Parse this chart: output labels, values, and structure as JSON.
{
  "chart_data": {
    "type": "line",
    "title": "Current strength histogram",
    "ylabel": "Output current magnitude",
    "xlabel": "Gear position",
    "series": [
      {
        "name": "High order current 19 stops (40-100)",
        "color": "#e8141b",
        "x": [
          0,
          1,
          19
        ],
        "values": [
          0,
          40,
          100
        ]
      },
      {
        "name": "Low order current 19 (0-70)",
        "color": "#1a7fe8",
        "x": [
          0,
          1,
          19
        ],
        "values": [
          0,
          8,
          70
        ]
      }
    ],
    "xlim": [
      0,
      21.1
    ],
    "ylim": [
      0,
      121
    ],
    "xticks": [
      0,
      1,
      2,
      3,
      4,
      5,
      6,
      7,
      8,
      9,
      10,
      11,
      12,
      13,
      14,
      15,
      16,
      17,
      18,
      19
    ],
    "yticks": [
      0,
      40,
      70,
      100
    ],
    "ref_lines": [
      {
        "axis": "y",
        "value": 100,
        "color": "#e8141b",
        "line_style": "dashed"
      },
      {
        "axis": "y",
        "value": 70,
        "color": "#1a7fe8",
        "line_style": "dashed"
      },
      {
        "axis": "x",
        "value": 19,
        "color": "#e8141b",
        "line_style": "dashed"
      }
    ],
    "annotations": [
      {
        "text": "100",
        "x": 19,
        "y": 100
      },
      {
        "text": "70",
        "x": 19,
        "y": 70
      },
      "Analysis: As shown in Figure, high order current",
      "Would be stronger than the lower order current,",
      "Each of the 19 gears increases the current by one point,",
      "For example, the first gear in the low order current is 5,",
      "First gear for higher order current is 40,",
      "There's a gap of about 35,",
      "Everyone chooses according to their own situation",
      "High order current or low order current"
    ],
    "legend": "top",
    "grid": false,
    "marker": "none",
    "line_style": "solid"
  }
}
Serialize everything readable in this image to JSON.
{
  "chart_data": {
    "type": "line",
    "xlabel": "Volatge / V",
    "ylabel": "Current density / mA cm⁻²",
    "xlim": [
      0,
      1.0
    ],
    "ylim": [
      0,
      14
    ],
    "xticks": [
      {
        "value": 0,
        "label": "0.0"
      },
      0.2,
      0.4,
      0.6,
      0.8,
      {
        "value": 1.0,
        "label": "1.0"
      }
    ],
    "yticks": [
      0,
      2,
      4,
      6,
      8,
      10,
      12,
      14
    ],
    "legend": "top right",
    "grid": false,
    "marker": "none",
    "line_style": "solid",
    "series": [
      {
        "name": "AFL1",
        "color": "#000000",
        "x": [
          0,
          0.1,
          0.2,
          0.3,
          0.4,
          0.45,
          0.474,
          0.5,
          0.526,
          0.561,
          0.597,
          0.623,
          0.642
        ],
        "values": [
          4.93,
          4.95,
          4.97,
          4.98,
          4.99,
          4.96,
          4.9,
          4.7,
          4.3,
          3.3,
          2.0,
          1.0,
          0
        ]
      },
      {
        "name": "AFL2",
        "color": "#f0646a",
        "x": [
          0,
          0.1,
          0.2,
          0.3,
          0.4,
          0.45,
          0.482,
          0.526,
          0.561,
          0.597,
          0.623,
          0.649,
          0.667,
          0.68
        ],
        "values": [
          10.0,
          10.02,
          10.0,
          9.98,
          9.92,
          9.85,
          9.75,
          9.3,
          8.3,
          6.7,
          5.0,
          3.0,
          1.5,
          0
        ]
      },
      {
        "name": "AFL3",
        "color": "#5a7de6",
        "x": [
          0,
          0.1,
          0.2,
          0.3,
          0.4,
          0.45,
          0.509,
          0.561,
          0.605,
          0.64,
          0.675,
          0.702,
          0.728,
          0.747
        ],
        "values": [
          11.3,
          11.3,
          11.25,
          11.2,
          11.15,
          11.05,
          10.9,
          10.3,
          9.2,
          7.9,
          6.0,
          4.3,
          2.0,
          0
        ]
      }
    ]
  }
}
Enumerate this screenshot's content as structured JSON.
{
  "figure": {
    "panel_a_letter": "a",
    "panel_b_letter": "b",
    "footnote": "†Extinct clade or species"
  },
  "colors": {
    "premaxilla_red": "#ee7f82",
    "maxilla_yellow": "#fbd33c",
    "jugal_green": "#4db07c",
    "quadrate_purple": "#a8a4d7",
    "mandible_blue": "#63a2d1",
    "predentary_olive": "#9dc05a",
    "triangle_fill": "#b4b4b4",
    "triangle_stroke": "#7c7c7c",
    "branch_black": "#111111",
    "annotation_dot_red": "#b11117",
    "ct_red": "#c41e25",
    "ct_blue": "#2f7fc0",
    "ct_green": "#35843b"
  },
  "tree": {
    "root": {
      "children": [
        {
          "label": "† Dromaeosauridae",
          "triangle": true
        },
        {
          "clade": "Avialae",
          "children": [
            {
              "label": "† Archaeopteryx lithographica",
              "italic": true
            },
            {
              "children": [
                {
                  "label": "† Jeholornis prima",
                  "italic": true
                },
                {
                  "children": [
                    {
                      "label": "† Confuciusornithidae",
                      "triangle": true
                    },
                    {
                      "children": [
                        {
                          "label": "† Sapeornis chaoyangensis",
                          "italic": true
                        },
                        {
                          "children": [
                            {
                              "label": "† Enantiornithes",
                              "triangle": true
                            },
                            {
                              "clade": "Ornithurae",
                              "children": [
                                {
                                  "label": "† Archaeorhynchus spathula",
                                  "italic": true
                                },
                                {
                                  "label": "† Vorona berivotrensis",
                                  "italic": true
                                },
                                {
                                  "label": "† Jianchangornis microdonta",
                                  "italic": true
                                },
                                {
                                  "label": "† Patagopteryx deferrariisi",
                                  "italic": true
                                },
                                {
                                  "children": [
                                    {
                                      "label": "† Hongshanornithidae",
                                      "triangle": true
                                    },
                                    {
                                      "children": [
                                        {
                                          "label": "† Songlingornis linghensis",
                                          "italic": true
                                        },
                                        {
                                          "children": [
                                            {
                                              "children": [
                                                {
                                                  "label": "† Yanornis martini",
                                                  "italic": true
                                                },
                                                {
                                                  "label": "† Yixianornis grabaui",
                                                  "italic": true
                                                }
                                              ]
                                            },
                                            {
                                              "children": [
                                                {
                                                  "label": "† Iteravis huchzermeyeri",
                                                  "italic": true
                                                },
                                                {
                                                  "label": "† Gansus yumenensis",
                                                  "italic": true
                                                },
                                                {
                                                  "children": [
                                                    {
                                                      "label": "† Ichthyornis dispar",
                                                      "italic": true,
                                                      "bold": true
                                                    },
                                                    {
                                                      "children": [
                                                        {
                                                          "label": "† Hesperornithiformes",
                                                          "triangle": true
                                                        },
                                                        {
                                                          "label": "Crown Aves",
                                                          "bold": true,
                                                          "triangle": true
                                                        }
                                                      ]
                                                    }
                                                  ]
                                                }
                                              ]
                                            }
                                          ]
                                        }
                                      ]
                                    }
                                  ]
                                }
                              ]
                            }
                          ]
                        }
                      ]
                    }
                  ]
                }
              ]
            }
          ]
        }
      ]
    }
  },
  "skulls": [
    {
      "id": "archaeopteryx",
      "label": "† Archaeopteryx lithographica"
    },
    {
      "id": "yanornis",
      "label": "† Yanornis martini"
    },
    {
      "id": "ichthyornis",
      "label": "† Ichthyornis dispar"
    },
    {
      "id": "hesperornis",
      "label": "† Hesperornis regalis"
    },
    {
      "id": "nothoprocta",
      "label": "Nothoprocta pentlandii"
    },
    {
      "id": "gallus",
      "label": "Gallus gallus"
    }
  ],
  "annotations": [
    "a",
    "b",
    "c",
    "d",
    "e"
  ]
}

WRITTEN PROBLEM:
Give back the whole listing, word for word.

REPLY TO THE TASK:
Parse this chart: output labels, values, and structure as JSON.
{
  "chart_data": {
    "type": "line",
    "title": "Current strength histogram",
    "ylabel": "Output current magnitude",
    "xlabel": "Gear position",
    "series": [
      {
        "name": "High order current 19 stops (40-100)",
        "color": "#e8141b",
        "x": [
          0,
          1,
          19
        ],
        "values": [
          0,
          40,
          100
        ]
      },
      {
        "name": "Low order current 19 (0-70)",
        "color": "#1a7fe8",
        "x": [
          0,
          1,
          19
        ],
        "values": [
          0,
          8,
          70
        ]
      }
    ],
    "xlim": [
      0,
      21.1
    ],
    "ylim": [
      0,
      121
    ],
    "xticks": [
      0,
      1,
      2,
      3,
      4,
      5,
      6,
      7,
      8,
      9,
      10,
      11,
      12,
      13,
      14,
      15,
      16,
      17,
      18,
      19
    ],
    "yticks": [
      0,
      40,
      70,
      100
    ],
    "ref_lines": [
      {
        "axis": "y",
        "value": 100,
        "color": "#e8141b",
        "line_style": "dashed"
      },
      {
        "axis": "y",
        "value": 70,
        "color": "#1a7fe8",
        "line_style": "dashed"
      },
      {
        "axis": "x",
        "value": 19,
        "color": "#e8141b",
        "line_style": "dashed"
      }
    ],
    "annotations": [
      {
        "text": "100",
        "x": 19,
        "y": 100
      },
      {
        "text": "70",
        "x": 19,
        "y": 70
      },
      "Analysis: As shown in Figure, high order current",
      "Would be stronger than the lower order current,",
      "Each of the 19 gears increases the current by one point,",
      "For example, the first gear in the low order current is 5,",
      "First gear for higher order current is 40,",
      "There's a gap of about 35,",
      "Everyone chooses according to their own situation",
      "High order current or low order current"
    ],
    "legend": "top",
    "grid": false,
    "marker": "none",
    "line_style": "solid"
  }
}
Serialize everything readable in this image to JSON.
{
  "chart_data": {
    "type": "line",
    "xlabel": "Volatge / V",
    "ylabel": "Current density / mA cm⁻²",
    "xlim": [
      0,
      1.0
    ],
    "ylim": [
      0,
      14
    ],
    "xticks": [
      {
        "value": 0,
        "label": "0.0"
      },
      0.2,
      0.4,
      0.6,
      0.8,
      {
        "value": 1.0,
        "label": "1.0"
      }
    ],
    "yticks": [
      0,
      2,
      4,
      6,
      8,
      10,
      12,
      14
    ],
    "legend": "top right",
    "grid": false,
    "marker": "none",
    "line_style": "solid",
    "series": [
      {
        "name": "AFL1",
        "color": "#000000",
        "x": [
          0,
          0.1,
          0.2,
          0.3,
          0.4,
          0.45,
          0.474,
          0.5,
          0.526,
          0.561,
          0.597,
          0.623,
          0.642
        ],
        "values": [
          4.93,
          4.95,
          4.97,
          4.98,
          4.99,
          4.96,
          4.9,
          4.7,
          4.3,
          3.3,
          2.0,
          1.0,
          0
        ]
      },
      {
        "name": "AFL2",
        "color": "#f0646a",
        "x": [
          0,
          0.1,
          0.2,
          0.3,
          0.4,
          0.45,
          0.482,
          0.526,
          0.561,
          0.597,
          0.623,
          0.649,
          0.667,
          0.68
        ],
        "values": [
          10.0,
          10.02,
          10.0,
          9.98,
          9.92,
          9.85,
          9.75,
          9.3,
          8.3,
          6.7,
          5.0,
          3.0,
          1.5,
          0
        ]
      },
      {
        "name": "AFL3",
        "color": "#5a7de6",
        "x": [
          0,
          0.1,
          0.2,
          0.3,
          0.4,
          0.45,
          0.509,
          0.561,
          0.605,
          0.64,
          0.675,
          0.702,
          0.728,
          0.747
        ],
        "values": [
          11.3,
          11.3,
          11.25,
          11.2,
          11.15,
          11.05,
          10.9,
          10.3,
          9.2,
          7.9,
          6.0,
          4.3,
          2.0,
          0
        ]
      }
    ]
  }
}
Enumerate this screenshot's content as structured JSON.
{
  "figure": {
    "panel_a_letter": "a",
    "panel_b_letter": "b",
    "footnote": "†Extinct clade or species"
  },
  "colors": {
    "premaxilla_red": "#ee7f82",
    "maxilla_yellow": "#fbd33c",
    "jugal_green": "#4db07c",
    "quadrate_purple": "#a8a4d7",
    "mandible_blue": "#63a2d1",
    "predentary_olive": "#9dc05a",
    "triangle_fill": "#b4b4b4",
    "triangle_stroke": "#7c7c7c",
    "branch_black": "#111111",
    "annotation_dot_red": "#b11117",
    "ct_red": "#c41e25",
    "ct_blue": "#2f7fc0",
    "ct_green": "#35843b"
  },
  "tree": {
    "root": {
      "children": [
        {
          "label": "† Dromaeosauridae",
          "triangle": true
        },
        {
          "clade": "Avialae",
          "children": [
            {
              "label": "† Archaeopteryx lithographica",
              "italic": true
            },
            {
              "children": [
                {
                  "label": "† Jeholornis prima",
                  "italic": true
                },
                {
                  "children": [
                    {
                      "label": "† Confuciusornithidae",
                      "triangle": true
                    },
                    {
                      "children": [
                        {
                          "label": "† Sapeornis chaoyangensis",
                          "italic": true
                        },
                        {
                          "children": [
                            {
                              "label": "† Enantiornithes",
                              "triangle": true
                            },
                            {
                              "clade": "Ornithurae",
                              "children": [
                                {
                                  "label": "† Archaeorhynchus spathula",
                                  "italic": true
                                },
                                {
                                  "label": "† Vorona berivotrensis",
                                  "italic": true
                                },
                                {
                                  "label": "† Jianchangornis microdonta",
                                  "italic": true
                                },
                                {
                                  "label": "† Patagopteryx deferrariisi",
                                  "italic": true
                                },
                                {
                                  "children": [
                                    {
                                      "label": "† Hongshanornithidae",
                                      "triangle": true
                                    },
                                    {
                                      "children": [
                                        {
                                          "label": "† Songlingornis linghensis",
                                          "italic": true
                                        },
                                        {
                                          "children": [
                                            {
                                              "children": [
                                                {
                                                  "label": "† Yanornis martini",
                                                  "italic": true
                                                },
                                                {
                                                  "label": "† Yixianornis grabaui",
                                                  "italic": true
                                                }
                                              ]
                                            },
                                            {
                                              "children": [
                                                {
                                                  "label": "† Iteravis huchzermeyeri",
                                                  "italic": true
                                                },
                                                {
                                                  "label": "† Gansus yumenensis",
                                                  "italic": true
                                                },
                                                {
                                                  "children": [
                                                    {
                                                      "label": "† Ichthyornis dispar",
                                                      "italic": true,
                                                      "bold": true
                                                    },
                                                    {
                                                      "children": [
                                                        {
                                                          "label": "† Hesperornithiformes",
                                                          "triangle": true
                                                        },
                                                        {
                                                          "label": "Crown Aves",
                                                          "bold": true,
                                                          "triangle": true
                                                        }
                                                      ]
                                                    }
                                                  ]
                                                }
                                              ]
                                            }
                                          ]
                                        }
                                      ]
                                    }
                                  ]
                                }
                              ]
                            }
                          ]
                        }
                      ]
                    }
                  ]
                }
              ]
            }
          ]
        }
      ]
    }
  },
  "skulls": [
    {
      "id": "archaeopteryx",
      "label": "† Archaeopteryx lithographica"
    },
    {
      "id": "yanornis",
      "label": "† Yanornis martini"
    },
    {
      "id": "ichthyornis",
      "label": "† Ichthyornis dispar"
    },
    {
      "id": "hesperornis",
      "label": "† Hesperornis regalis"
    },
    {
      "id": "nothoprocta",
      "label": "Nothoprocta pentlandii"
    },
    {
      "id": "gallus",
      "label": "Gallus gallus"
    }
  ],
  "annotations": [
    "a",
    "b",
    "c",
    "d",
    "e"
  ]
}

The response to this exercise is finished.